## Description of the task
Go through the entries one line at a time, and gather every line that has the word "умолчанию".

## Entries supplied
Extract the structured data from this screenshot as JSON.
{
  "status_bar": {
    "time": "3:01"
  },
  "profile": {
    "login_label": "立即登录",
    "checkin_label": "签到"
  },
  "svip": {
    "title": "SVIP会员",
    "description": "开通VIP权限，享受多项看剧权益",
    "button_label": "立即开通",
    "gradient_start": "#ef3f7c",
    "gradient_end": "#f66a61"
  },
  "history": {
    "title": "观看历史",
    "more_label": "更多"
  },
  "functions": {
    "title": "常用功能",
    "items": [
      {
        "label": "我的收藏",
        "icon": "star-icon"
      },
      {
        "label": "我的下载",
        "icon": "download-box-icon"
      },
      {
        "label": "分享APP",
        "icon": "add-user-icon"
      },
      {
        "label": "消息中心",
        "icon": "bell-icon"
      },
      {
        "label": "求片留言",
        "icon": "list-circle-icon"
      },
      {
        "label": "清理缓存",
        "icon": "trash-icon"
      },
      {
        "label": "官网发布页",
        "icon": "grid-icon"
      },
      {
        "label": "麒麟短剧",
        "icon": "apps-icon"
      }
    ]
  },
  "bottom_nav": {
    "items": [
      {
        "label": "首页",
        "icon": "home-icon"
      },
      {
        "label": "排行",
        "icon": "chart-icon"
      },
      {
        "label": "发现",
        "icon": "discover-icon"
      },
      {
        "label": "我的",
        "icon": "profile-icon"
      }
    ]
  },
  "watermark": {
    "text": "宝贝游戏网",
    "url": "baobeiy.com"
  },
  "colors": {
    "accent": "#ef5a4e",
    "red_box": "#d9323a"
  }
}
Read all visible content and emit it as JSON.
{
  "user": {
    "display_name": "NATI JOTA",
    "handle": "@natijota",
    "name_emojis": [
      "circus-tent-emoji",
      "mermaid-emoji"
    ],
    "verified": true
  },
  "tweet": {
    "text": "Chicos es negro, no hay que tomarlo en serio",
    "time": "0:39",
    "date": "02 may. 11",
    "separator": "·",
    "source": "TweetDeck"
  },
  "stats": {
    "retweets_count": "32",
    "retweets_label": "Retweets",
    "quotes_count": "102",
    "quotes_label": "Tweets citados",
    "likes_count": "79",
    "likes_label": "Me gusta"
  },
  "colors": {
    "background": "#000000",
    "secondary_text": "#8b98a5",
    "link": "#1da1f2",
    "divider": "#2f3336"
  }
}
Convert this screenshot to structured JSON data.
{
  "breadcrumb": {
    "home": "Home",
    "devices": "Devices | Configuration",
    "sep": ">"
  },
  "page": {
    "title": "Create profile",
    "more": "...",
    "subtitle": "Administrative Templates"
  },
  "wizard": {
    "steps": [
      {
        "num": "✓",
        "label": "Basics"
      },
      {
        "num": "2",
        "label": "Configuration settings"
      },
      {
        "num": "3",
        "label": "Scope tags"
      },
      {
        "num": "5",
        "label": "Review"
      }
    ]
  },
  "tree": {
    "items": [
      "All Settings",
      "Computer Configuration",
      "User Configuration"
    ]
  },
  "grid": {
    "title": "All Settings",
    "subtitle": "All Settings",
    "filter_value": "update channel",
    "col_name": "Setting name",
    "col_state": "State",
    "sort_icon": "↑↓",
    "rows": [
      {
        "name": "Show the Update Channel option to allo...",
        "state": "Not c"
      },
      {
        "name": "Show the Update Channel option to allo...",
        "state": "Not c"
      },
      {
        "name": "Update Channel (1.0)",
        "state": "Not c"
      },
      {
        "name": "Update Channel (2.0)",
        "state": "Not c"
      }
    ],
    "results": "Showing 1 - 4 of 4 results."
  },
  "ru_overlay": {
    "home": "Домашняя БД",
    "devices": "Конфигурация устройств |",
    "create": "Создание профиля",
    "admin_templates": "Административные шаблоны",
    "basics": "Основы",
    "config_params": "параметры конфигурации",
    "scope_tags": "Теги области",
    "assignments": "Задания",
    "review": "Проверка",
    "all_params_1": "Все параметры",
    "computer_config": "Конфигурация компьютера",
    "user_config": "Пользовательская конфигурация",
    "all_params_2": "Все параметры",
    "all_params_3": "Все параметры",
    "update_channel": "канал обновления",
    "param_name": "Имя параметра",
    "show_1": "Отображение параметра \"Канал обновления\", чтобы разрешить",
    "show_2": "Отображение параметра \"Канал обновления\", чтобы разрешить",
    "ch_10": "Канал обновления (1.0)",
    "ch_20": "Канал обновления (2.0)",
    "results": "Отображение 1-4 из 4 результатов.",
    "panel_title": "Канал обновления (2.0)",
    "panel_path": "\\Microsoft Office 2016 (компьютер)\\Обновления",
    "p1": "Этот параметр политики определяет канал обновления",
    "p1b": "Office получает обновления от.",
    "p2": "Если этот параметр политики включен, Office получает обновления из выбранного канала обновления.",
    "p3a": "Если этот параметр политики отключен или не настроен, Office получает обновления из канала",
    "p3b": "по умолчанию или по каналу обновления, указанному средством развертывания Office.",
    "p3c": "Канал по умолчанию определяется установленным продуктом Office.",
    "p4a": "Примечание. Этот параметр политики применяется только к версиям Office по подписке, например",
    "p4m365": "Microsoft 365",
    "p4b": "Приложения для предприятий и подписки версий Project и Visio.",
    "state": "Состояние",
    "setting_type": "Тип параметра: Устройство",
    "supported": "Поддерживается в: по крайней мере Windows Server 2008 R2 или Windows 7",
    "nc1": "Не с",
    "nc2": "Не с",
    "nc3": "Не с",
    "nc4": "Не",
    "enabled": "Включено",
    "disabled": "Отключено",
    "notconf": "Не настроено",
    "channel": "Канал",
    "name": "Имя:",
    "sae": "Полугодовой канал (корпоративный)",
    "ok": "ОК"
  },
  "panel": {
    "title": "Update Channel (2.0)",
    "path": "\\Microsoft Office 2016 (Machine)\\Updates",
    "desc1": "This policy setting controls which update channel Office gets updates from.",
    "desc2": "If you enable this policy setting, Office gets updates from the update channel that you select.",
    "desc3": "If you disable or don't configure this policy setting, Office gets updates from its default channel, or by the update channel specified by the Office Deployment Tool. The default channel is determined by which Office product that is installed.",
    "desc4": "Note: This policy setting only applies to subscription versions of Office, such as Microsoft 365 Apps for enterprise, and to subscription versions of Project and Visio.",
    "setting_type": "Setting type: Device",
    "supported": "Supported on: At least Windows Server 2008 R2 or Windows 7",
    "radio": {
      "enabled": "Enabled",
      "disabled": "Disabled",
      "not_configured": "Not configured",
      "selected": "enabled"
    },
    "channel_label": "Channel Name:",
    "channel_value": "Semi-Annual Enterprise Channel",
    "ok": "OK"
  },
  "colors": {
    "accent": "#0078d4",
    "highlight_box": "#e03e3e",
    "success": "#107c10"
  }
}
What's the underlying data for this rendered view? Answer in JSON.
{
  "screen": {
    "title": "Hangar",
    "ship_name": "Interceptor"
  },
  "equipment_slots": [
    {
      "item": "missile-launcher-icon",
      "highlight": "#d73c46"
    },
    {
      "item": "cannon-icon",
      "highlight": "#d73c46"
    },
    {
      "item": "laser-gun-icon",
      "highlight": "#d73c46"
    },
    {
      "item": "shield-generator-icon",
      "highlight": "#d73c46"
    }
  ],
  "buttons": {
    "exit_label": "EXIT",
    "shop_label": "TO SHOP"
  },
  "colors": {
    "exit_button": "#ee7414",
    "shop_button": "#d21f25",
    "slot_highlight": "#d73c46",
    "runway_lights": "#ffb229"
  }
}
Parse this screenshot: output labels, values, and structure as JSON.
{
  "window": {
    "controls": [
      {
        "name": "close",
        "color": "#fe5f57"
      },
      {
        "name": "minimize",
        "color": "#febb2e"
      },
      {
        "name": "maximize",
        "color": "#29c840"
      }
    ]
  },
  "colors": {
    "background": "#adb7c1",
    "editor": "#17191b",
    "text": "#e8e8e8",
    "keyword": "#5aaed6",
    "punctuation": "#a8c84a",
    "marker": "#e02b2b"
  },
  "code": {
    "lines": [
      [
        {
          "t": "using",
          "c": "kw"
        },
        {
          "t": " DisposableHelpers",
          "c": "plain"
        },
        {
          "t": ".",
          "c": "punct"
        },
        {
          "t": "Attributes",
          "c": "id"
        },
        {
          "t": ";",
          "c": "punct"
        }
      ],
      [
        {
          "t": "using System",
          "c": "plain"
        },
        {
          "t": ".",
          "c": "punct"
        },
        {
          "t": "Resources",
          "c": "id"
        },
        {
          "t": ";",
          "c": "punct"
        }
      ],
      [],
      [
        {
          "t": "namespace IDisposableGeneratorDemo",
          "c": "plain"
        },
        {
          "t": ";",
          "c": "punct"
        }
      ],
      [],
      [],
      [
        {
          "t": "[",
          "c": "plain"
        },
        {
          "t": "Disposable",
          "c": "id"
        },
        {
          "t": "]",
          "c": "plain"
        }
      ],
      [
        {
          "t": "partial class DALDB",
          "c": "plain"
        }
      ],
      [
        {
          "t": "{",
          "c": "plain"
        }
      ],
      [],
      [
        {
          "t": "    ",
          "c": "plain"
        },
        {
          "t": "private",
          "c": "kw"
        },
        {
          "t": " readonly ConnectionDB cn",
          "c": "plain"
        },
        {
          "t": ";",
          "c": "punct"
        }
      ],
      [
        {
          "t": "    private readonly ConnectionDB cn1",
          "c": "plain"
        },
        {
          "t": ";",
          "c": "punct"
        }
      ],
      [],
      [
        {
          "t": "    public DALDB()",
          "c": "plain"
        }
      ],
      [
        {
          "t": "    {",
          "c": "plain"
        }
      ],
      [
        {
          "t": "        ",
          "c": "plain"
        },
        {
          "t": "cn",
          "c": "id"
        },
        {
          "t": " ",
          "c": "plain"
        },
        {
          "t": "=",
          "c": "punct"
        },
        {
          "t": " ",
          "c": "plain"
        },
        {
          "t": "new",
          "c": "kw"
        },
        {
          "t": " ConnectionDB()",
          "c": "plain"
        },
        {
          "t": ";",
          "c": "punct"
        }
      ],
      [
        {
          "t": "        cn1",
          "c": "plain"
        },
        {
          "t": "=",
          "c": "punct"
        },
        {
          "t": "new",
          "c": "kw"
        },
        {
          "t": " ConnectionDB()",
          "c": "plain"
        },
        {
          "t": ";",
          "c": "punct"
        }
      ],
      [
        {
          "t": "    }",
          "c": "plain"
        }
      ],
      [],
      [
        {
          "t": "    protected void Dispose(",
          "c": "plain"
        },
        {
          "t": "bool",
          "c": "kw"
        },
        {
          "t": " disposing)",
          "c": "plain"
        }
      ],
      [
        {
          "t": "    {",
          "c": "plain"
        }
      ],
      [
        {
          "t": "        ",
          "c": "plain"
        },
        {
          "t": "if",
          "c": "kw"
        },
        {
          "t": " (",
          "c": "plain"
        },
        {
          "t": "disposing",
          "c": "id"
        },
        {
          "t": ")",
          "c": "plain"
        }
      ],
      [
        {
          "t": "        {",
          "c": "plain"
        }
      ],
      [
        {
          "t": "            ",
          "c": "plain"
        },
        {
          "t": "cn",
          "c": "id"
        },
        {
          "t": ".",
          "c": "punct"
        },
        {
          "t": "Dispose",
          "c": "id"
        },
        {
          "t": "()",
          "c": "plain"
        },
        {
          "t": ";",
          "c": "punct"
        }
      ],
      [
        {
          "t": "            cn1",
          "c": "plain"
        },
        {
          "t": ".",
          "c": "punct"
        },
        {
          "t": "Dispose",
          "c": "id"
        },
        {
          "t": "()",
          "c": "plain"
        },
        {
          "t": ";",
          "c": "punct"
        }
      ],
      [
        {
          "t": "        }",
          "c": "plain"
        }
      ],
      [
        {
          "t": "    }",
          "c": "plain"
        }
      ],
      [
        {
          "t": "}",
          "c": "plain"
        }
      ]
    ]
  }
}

## Written response
    "p3b": "по умолчанию или по каналу обновления, указанному средством развертывания Office.",
    "p3c": "Канал по умолчанию определяется установленным продуктом Office.",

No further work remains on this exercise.